++++ INPUT MATERIAL ++++

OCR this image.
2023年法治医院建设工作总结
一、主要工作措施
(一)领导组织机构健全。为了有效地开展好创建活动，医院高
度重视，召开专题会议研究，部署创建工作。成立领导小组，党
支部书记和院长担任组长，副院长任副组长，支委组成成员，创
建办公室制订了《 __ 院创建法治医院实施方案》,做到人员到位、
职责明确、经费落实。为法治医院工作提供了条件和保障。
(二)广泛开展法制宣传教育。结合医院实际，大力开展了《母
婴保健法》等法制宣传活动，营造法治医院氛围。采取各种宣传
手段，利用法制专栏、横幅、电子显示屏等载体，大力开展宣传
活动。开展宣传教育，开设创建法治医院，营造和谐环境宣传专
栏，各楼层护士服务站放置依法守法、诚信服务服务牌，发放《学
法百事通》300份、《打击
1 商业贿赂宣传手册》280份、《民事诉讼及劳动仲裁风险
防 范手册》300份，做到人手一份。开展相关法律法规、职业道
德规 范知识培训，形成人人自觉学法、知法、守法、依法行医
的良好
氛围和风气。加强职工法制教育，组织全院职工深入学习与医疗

++++

## DIRECTIONS
Reproduce the whole listing word for word.

## EXERCISE SOLUTION
OCR this image.
2023年法治医院建设工作总结
一、主要工作措施
(一)领导组织机构健全。为了有效地开展好创建活动，医院高
度重视，召开专题会议研究，部署创建工作。成立领导小组，党
支部书记和院长担任组长，副院长任副组长，支委组成成员，创
建办公室制订了《 __ 院创建法治医院实施方案》,做到人员到位、
职责明确、经费落实。为法治医院工作提供了条件和保障。
(二)广泛开展法制宣传教育。结合医院实际，大力开展了《母
婴保健法》等法制宣传活动，营造法治医院氛围。采取各种宣传
手段，利用法制专栏、横幅、电子显示屏等载体，大力开展宣传
活动。开展宣传教育，开设创建法治医院，营造和谐环境宣传专
栏，各楼层护士服务站放置依法守法、诚信服务服务牌，发放《学
法百事通》300份、《打击
1 商业贿赂宣传手册》280份、《民事诉讼及劳动仲裁风险
防 范手册》300份，做到人手一份。开展相关法律法规、职业道
德规 范知识培训，形成人人自觉学法、知法、守法、依法行医
的良好
氛围和风气。加强职工法制教育，组织全院职工深入学习与医疗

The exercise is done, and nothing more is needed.